● Exercise objective: Copy out the rows from the one containing "table-row[interactable]: ⊞ Atliq Seasons" through the one containing "chevron-down-icon[interactable]: ⌄ [86,130,93,139]", both included, without changing a character.

● Element position data:
******

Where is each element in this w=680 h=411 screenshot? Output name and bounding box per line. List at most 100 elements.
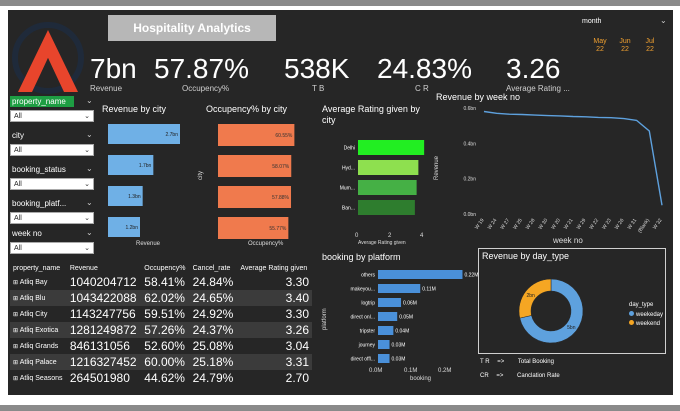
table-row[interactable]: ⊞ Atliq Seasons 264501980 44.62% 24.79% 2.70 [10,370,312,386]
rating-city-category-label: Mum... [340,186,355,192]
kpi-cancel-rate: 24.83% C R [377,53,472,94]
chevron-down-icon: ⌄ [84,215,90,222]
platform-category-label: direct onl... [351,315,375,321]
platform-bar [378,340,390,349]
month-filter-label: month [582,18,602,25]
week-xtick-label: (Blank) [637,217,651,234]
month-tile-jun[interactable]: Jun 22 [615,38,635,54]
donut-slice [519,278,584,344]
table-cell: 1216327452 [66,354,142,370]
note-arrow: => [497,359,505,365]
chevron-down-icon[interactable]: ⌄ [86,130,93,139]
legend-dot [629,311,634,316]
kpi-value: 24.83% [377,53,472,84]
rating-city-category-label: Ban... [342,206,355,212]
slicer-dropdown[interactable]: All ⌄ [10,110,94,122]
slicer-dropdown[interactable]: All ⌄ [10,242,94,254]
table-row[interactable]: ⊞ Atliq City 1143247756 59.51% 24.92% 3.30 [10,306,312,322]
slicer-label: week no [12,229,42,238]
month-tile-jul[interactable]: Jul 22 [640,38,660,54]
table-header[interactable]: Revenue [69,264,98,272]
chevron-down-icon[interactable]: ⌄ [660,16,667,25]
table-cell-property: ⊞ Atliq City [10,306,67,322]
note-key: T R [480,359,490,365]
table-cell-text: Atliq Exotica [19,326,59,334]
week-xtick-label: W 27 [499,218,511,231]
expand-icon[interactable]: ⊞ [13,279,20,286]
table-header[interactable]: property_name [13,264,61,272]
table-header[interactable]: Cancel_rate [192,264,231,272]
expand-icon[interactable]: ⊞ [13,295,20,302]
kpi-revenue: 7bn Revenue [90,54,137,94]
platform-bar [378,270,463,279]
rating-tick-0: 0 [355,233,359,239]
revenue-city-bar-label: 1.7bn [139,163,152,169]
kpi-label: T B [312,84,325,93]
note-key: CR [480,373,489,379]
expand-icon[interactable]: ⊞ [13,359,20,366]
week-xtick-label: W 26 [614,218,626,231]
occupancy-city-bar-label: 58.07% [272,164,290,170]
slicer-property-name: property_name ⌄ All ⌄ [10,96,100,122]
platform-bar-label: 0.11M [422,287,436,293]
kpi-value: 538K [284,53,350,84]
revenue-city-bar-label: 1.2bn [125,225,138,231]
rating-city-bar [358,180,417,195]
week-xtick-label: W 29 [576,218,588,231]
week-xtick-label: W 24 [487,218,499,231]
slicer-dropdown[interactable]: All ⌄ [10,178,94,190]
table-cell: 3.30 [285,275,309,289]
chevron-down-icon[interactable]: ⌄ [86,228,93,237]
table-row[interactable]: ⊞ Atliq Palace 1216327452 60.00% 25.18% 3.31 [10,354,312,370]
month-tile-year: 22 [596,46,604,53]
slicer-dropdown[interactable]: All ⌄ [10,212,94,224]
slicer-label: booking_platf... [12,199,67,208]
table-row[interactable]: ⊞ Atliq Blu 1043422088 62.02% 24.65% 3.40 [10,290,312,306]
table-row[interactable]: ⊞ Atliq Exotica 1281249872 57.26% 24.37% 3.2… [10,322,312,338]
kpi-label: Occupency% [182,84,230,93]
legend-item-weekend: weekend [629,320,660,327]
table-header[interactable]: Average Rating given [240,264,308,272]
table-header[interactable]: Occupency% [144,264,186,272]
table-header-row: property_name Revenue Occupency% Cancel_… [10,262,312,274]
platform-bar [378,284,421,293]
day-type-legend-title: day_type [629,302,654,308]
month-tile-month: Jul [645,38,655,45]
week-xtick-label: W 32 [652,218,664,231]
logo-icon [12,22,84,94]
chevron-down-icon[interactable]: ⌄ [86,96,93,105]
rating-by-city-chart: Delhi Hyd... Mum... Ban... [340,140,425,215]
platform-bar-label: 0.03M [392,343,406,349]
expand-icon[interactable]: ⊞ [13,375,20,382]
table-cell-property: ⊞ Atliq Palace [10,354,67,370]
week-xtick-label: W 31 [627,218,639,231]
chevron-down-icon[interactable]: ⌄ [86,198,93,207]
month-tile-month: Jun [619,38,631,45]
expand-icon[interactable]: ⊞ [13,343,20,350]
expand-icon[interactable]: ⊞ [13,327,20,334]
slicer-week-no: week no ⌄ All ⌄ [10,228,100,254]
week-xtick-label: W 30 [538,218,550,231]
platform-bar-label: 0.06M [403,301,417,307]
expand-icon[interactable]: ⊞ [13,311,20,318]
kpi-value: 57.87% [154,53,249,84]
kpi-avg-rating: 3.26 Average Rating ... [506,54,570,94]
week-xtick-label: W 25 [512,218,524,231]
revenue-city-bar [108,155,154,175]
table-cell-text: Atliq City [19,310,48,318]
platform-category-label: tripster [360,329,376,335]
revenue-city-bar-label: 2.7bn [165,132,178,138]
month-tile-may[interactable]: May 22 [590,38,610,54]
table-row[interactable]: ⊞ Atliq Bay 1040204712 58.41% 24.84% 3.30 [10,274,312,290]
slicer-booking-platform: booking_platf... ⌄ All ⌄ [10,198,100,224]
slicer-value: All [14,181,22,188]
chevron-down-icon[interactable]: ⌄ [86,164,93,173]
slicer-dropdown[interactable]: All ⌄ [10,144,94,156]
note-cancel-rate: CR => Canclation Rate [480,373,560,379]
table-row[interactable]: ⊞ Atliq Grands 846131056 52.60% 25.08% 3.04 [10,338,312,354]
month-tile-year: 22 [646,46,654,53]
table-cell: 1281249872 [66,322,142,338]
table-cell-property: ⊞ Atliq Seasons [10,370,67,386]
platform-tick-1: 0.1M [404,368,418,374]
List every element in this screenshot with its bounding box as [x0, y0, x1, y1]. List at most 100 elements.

******

● The result:
table-row[interactable]: ⊞ Atliq Seasons 264501980 44.62% 24.79% 2.70 [10,370,312,386]
rating-city-category-label: Mum... [340,186,355,192]
kpi-cancel-rate: 24.83% C R [377,53,472,94]
chevron-down-icon: ⌄ [84,215,90,222]
platform-category-label: direct onl... [351,315,375,321]
platform-bar [378,340,390,349]
month-filter-label: month [582,18,602,25]
week-xtick-label: (Blank) [637,217,651,234]
month-tile-jun[interactable]: Jun 22 [615,38,635,54]
donut-slice [519,278,584,344]
table-cell: 1216327452 [66,354,142,370]
note-arrow: => [497,359,505,365]
chevron-down-icon[interactable]: ⌄ [86,130,93,139]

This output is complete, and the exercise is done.